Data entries

◇ ◇ ◇

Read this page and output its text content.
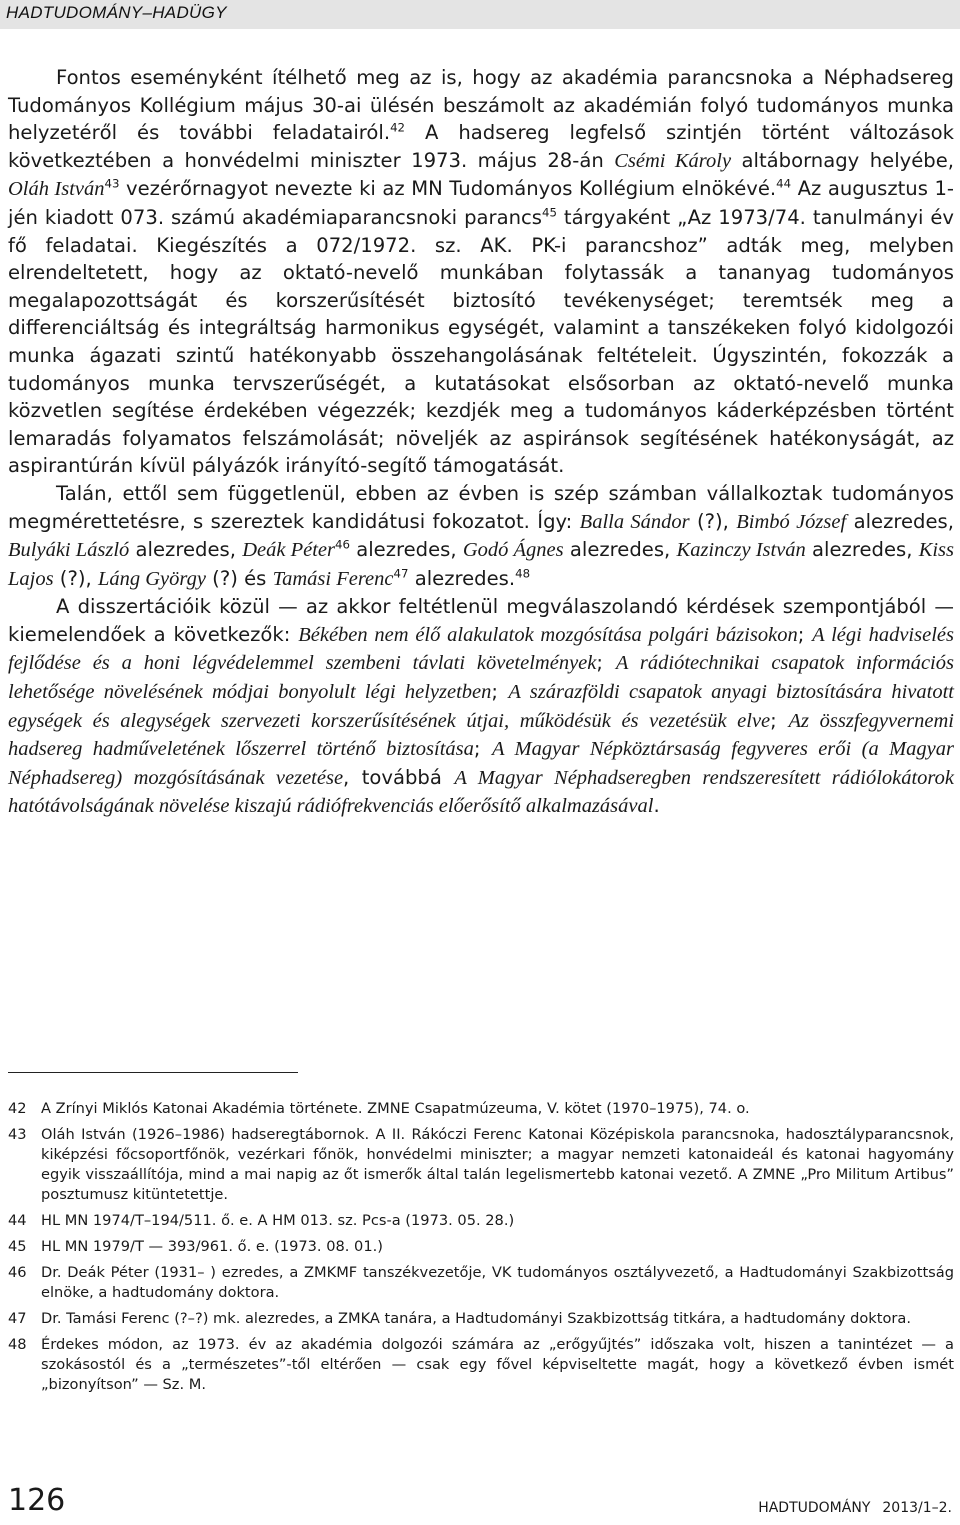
HADTUDOMÁNY–HADÜGY

Fontos eseményként ítélhető meg az is, hogy az akadémia parancsnoka a Néphadsereg Tudományos Kollégium május 30-ai ülésén beszámolt az akadémián folyó tudományos munka helyzetéről és további feladatairól.$^{42}$ A hadsereg legfelső szintjén történt változások következtében a honvédelmi miniszter 1973. május 28-án Csémi Károly altábornagy helyébe, Oláh István$^{43}$ vezérőrnagyot nevezte ki az MN Tudományos Kollégium elnökévé.$^{44}$ Az augusztus 1-jén kiadott 073. számú akadémiaparancsnoki parancs$^{45}$ tárgyaként „Az 1973/74. tanulmányi év fő feladatai. Kiegészítés a 072/1972. sz. AK. PK-i parancshoz” adták meg, melyben elrendeltetett, hogy az oktató-nevelő munkában folytassák a tananyag tudományos megalapozottságát és korszerűsítését biztosító tevékenységet; teremtsék meg a differenciáltság és integráltság harmonikus egységét, valamint a tanszékeken folyó kidolgozói munka ágazati szintű hatékonyabb összehangolásának feltételeit. Úgyszintén, fokozzák a tudományos munka tervszerűségét, a kutatásokat elsősorban az oktató-nevelő munka közvetlen segítése érdekében végezzék; kezdjék meg a tudományos káderképzésben történt lemaradás folyamatos felszámolását; növeljék az aspiránsok segítésének hatékonyságát, az aspirantúrán kívül pályázók irányító-segítő támogatását.

Talán, ettől sem függetlenül, ebben az évben is szép számban vállalkoztak tudományos megmérettetésre, s szereztek kandidátusi fokozatot. Így: Balla Sándor (?), Bimbó József alezredes, Bulyáki László alezredes, Deák Péter$^{46}$ alezredes, Godó Ágnes alezredes, Kazinczy István alezredes, Kiss Lajos (?), Láng György (?) és Tamási Ferenc$^{47}$ alezredes.$^{48}$

A disszertációik közül — az akkor feltétlenül megválaszolandó kérdések szempontjából — kiemelendőek a következők: Békében nem élő alakulatok mozgósítása polgári bázisokon; A légi hadviselés fejlődése és a honi légvédelemmel szembeni távlati követelmények; A rádiótechnikai csapatok információs lehetősége növelésének módjai bonyolult légi helyzetben; A szárazföldi csapatok anyagi biztosítására hivatott egységek és alegységek szervezeti korszerűsítésének útjai, működésük és vezetésük elve; Az összfegyvernemi hadsereg hadműveletének lőszerrel történő biztosítása; A Magyar Népköztársaság fegyveres erői (a Magyar Néphadsereg) mozgósításának vezetése, továbbá A Magyar Néphadseregben rendszeresített rádiólokátorok hatótávolságának növelése kiszajú rádiófrekvenciás előerősítő alkalmazásával.

42 A Zrínyi Miklós Katonai Akadémia története. ZMNE Csapatmúzeuma, V. kötet (1970–1975), 74. o.
43 Oláh István (1926–1986) hadseregtábornok. A II. Rákóczi Ferenc Katonai Középiskola parancsnoka, hadosztályparancsnok, kiképzési főcsoportfőnök, vezérkari főnök, honvédelmi miniszter; a magyar nemzeti katonaideál és katonai hagyomány egyik visszaállítója, mind a mai napig az őt ismerők által talán legelismertebb katonai vezető. A ZMNE „Pro Militum Artibus” posztumusz kitüntetettje.
44 HL MN 1974/T–194/511. ő. e. A HM 013. sz. Pcs-a (1973. 05. 28.)
45 HL MN 1979/T — 393/961. ő. e. (1973. 08. 01.)
46 Dr. Deák Péter (1931– ) ezredes, a ZMKMF tanszékvezetője, VK tudományos osztályvezető, a Hadtudományi Szakbizottság elnöke, a hadtudomány doktora.
47 Dr. Tamási Ferenc (?–?) mk. alezredes, a ZMKA tanára, a Hadtudományi Szakbizottság titkára, a hadtudomány doktora.
48 Érdekes módon, az 1973. év az akadémia dolgozói számára az „erőgyűjtés” időszaka volt, hiszen a tanintézet — a szokásostól és a „természetes”-től eltérően — csak egy fővel képviseltette magát, hogy a következő évben ismét „bizonyítson” — Sz. M.
126	HADTUDOMÁNY 2013/1–2.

◇ ◇ ◇

Each record above should be copied character for character, with pictures dropped.

EXPECTED ANSWER:
Read this page and output its text content.
HADTUDOMÁNY–HADÜGY

Fontos eseményként ítélhető meg az is, hogy az akadémia parancsnoka a Néphadsereg Tudományos Kollégium május 30-ai ülésén beszámolt az akadémián folyó tudományos munka helyzetéről és további feladatairól.$^{42}$ A hadsereg legfelső szintjén történt változások következtében a honvédelmi miniszter 1973. május 28-án Csémi Károly altábornagy helyébe, Oláh István$^{43}$ vezérőrnagyot nevezte ki az MN Tudományos Kollégium elnökévé.$^{44}$ Az augusztus 1-jén kiadott 073. számú akadémiaparancsnoki parancs$^{45}$ tárgyaként „Az 1973/74. tanulmányi év fő feladatai. Kiegészítés a 072/1972. sz. AK. PK-i parancshoz” adták meg, melyben elrendeltetett, hogy az oktató-nevelő munkában folytassák a tananyag tudományos megalapozottságát és korszerűsítését biztosító tevékenységet; teremtsék meg a differenciáltság és integráltság harmonikus egységét, valamint a tanszékeken folyó kidolgozói munka ágazati szintű hatékonyabb összehangolásának feltételeit. Úgyszintén, fokozzák a tudományos munka tervszerűségét, a kutatásokat elsősorban az oktató-nevelő munka közvetlen segítése érdekében végezzék; kezdjék meg a tudományos káderképzésben történt lemaradás folyamatos felszámolását; növeljék az aspiránsok segítésének hatékonyságát, az aspirantúrán kívül pályázók irányító-segítő támogatását.

Talán, ettől sem függetlenül, ebben az évben is szép számban vállalkoztak tudományos megmérettetésre, s szereztek kandidátusi fokozatot. Így: Balla Sándor (?), Bimbó József alezredes, Bulyáki László alezredes, Deák Péter$^{46}$ alezredes, Godó Ágnes alezredes, Kazinczy István alezredes, Kiss Lajos (?), Láng György (?) és Tamási Ferenc$^{47}$ alezredes.$^{48}$

A disszertációik közül — az akkor feltétlenül megválaszolandó kérdések szempontjából — kiemelendőek a következők: Békében nem élő alakulatok mozgósítása polgári bázisokon; A légi hadviselés fejlődése és a honi légvédelemmel szembeni távlati követelmények; A rádiótechnikai csapatok információs lehetősége növelésének módjai bonyolult légi helyzetben; A szárazföldi csapatok anyagi biztosítására hivatott egységek és alegységek szervezeti korszerűsítésének útjai, működésük és vezetésük elve; Az összfegyvernemi hadsereg hadműveletének lőszerrel történő biztosítása; A Magyar Népköztársaság fegyveres erői (a Magyar Néphadsereg) mozgósításának vezetése, továbbá A Magyar Néphadseregben rendszeresített rádiólokátorok hatótávolságának növelése kiszajú rádiófrekvenciás előerősítő alkalmazásával.

42 A Zrínyi Miklós Katonai Akadémia története. ZMNE Csapatmúzeuma, V. kötet (1970–1975), 74. o.
43 Oláh István (1926–1986) hadseregtábornok. A II. Rákóczi Ferenc Katonai Középiskola parancsnoka, hadosztályparancsnok, kiképzési főcsoportfőnök, vezérkari főnök, honvédelmi miniszter; a magyar nemzeti katonaideál és katonai hagyomány egyik visszaállítója, mind a mai napig az őt ismerők által talán legelismertebb katonai vezető. A ZMNE „Pro Militum Artibus” posztumusz kitüntetettje.
44 HL MN 1974/T–194/511. ő. e. A HM 013. sz. Pcs-a (1973. 05. 28.)
45 HL MN 1979/T — 393/961. ő. e. (1973. 08. 01.)
46 Dr. Deák Péter (1931– ) ezredes, a ZMKMF tanszékvezetője, VK tudományos osztályvezető, a Hadtudományi Szakbizottság elnöke, a hadtudomány doktora.
47 Dr. Tamási Ferenc (?–?) mk. alezredes, a ZMKA tanára, a Hadtudományi Szakbizottság titkára, a hadtudomány doktora.
48 Érdekes módon, az 1973. év az akadémia dolgozói számára az „erőgyűjtés” időszaka volt, hiszen a tanintézet — a szokásostól és a „természetes”-től eltérően — csak egy fővel képviseltette magát, hogy a következő évben ismét „bizonyítson” — Sz. M.
126	HADTUDOMÁNY 2013/1–2.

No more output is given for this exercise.